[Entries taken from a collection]
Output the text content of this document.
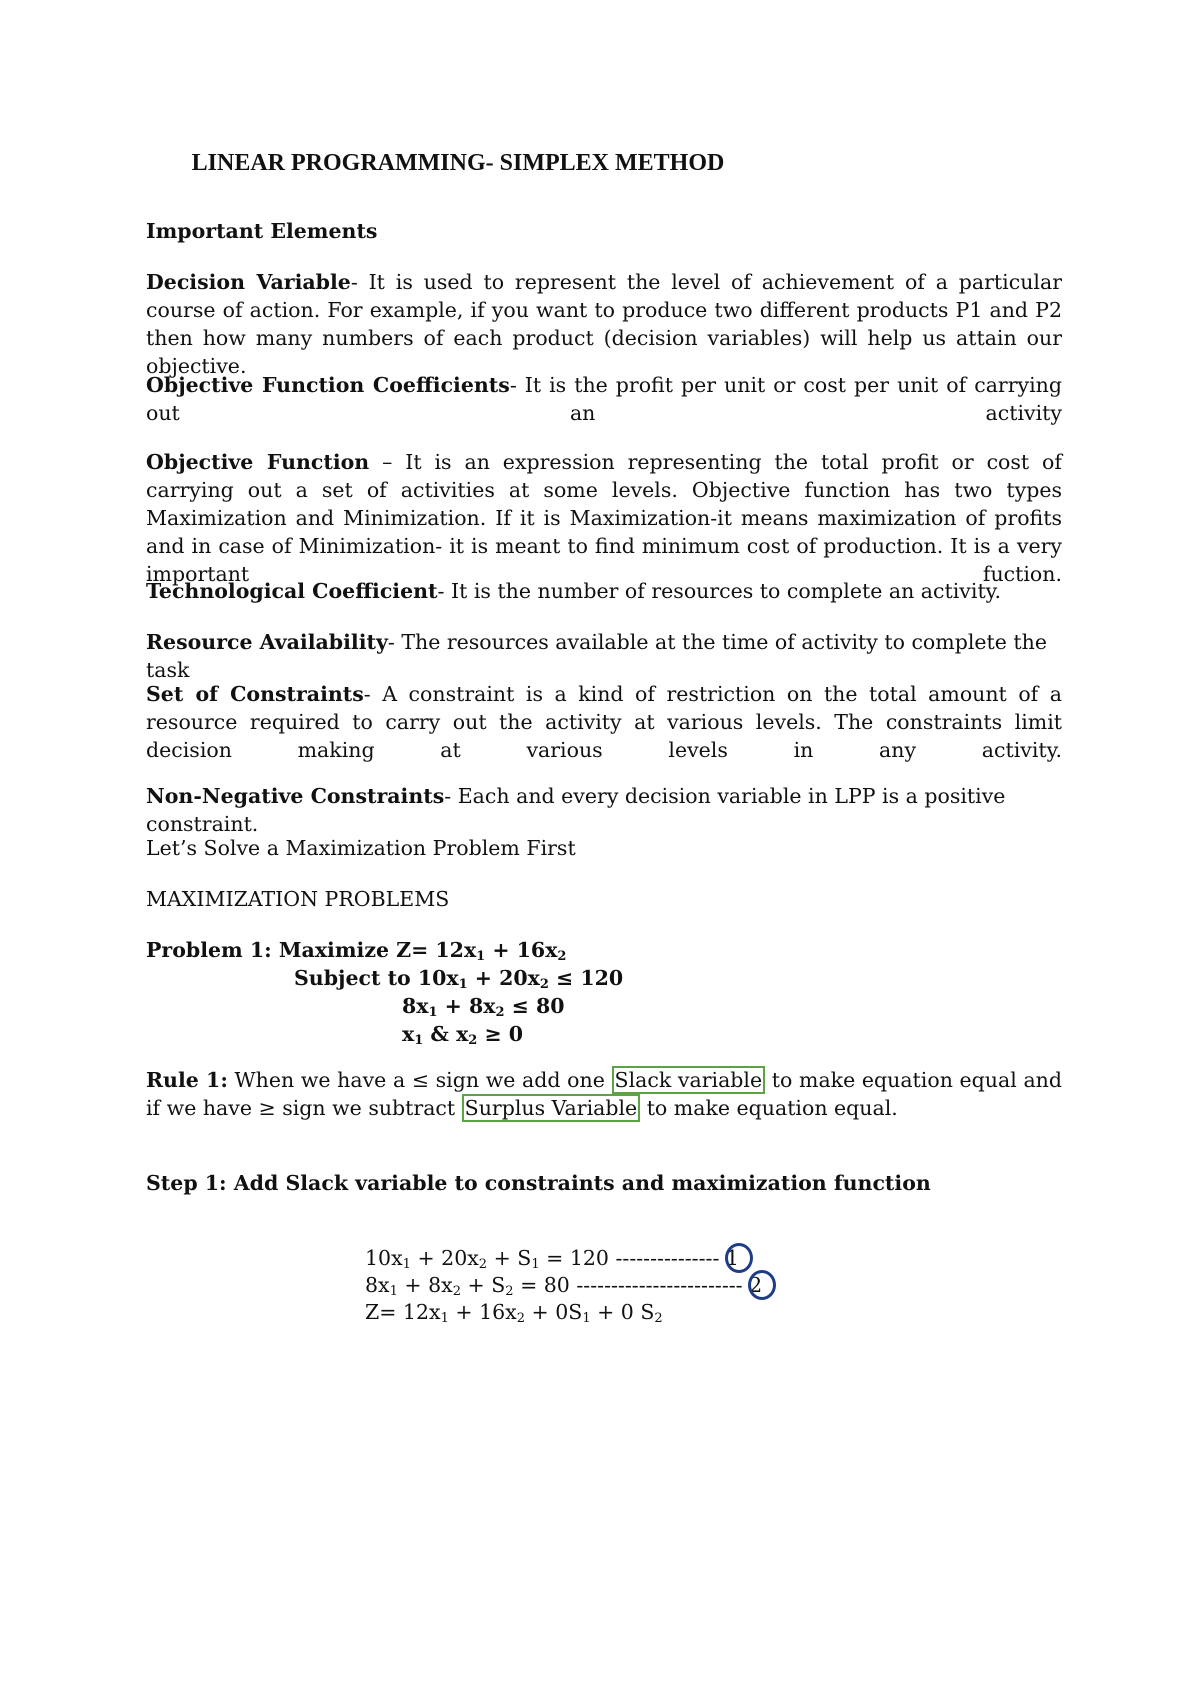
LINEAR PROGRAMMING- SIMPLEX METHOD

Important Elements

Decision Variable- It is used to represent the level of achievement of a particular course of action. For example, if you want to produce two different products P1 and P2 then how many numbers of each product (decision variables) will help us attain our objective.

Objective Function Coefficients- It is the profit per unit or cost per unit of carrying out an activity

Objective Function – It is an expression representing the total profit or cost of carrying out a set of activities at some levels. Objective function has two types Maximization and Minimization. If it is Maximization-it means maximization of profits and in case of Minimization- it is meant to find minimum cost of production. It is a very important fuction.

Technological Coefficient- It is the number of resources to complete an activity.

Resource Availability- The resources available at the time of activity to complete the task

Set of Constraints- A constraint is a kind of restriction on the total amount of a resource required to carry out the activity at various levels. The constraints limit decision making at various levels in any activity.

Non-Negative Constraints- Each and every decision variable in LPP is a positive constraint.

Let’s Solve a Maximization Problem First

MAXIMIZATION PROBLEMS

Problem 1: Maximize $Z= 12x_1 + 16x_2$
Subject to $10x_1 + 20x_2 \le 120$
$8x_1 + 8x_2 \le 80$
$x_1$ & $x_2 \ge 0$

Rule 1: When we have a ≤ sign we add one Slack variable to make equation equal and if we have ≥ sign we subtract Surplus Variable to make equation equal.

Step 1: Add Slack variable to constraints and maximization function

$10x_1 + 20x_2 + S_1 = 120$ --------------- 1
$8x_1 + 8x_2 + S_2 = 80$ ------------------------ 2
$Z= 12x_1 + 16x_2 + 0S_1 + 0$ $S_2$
==
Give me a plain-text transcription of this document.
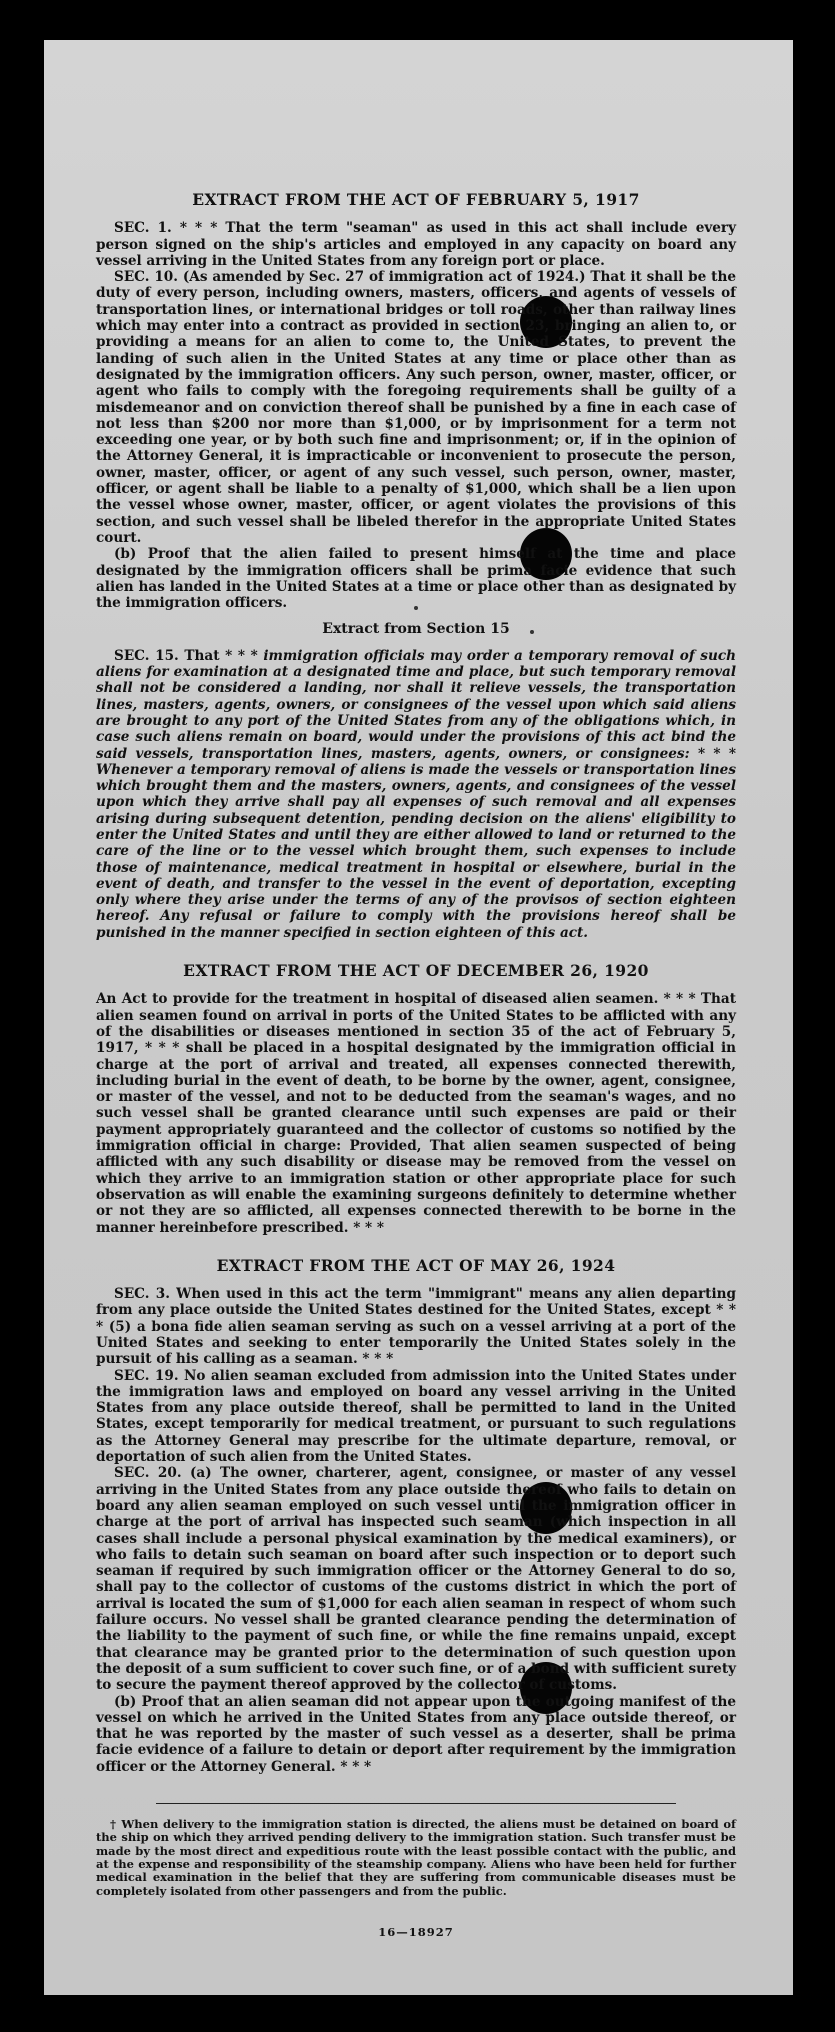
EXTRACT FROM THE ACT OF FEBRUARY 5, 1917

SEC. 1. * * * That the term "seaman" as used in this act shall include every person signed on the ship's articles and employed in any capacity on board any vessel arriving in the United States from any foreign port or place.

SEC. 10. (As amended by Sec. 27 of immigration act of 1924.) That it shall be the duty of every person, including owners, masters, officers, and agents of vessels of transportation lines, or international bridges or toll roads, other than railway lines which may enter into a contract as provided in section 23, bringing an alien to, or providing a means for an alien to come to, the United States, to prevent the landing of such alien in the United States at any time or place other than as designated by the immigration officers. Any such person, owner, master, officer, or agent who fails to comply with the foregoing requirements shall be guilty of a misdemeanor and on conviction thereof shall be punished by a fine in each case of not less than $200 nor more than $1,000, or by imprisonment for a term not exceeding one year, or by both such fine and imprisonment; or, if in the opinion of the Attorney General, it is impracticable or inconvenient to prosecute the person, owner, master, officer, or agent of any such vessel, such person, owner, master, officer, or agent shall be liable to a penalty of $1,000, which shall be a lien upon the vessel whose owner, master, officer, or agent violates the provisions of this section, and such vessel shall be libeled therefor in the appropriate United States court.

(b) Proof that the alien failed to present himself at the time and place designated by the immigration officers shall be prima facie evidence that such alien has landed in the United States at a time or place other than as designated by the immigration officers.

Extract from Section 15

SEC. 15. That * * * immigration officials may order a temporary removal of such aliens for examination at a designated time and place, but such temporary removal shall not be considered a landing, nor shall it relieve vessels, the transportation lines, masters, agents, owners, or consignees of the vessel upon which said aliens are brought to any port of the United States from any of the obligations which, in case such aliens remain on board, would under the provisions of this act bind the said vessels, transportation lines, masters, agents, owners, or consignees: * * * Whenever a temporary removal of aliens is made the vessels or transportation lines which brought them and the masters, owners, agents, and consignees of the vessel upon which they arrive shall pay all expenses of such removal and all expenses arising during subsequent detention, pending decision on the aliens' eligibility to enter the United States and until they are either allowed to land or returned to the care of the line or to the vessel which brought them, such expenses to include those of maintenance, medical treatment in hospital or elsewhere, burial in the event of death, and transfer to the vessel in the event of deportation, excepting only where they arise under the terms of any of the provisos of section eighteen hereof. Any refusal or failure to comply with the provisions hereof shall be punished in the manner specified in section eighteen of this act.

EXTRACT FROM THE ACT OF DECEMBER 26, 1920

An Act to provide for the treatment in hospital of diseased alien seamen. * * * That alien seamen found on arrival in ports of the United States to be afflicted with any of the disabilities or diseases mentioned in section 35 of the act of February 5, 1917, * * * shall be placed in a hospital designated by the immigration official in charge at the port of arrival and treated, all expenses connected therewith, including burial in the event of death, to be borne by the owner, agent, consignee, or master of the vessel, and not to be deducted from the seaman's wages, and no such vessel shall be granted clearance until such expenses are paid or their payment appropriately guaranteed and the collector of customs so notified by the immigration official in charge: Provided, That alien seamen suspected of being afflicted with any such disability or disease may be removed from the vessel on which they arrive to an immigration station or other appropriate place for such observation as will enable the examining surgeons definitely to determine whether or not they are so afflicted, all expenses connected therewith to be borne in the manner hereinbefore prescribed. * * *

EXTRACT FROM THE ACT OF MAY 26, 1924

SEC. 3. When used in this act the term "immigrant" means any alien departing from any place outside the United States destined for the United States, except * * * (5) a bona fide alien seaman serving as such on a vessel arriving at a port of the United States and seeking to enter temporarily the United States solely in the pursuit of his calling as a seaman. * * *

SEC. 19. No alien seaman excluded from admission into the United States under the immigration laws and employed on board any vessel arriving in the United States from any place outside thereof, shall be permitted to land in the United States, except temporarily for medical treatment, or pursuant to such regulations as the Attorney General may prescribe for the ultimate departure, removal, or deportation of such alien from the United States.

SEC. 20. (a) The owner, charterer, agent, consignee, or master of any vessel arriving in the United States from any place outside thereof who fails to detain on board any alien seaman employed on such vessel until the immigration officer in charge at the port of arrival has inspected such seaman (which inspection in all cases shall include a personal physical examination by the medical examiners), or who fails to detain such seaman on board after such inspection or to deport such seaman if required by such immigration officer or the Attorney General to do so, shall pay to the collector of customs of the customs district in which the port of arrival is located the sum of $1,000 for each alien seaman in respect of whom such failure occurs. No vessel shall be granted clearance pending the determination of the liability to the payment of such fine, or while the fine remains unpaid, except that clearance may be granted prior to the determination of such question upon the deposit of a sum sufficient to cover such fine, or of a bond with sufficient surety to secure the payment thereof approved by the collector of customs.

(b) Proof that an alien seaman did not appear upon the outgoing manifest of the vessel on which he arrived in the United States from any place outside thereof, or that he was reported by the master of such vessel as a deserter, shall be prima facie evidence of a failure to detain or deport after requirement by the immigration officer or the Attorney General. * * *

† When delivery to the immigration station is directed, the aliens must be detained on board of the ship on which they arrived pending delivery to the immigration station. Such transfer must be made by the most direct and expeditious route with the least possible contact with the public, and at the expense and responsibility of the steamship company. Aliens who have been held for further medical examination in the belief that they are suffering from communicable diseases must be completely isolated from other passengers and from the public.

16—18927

* [Your task]: Each line in the entries above that includes the string "prima" should be extracted.

* [Full response]:
(b) Proof that the alien failed to present himself at the time and place designated by the immigration officers shall be prima facie evidence that such alien has landed in the United States at a time or place other than as designated by the immigration officers.
(b) Proof that an alien seaman did not appear upon the outgoing manifest of the vessel on which he arrived in the United States from any place outside thereof, or that he was reported by the master of such vessel as a deserter, shall be prima facie evidence of a failure to detain or deport after requirement by the immigration officer or the Attorney General. * * *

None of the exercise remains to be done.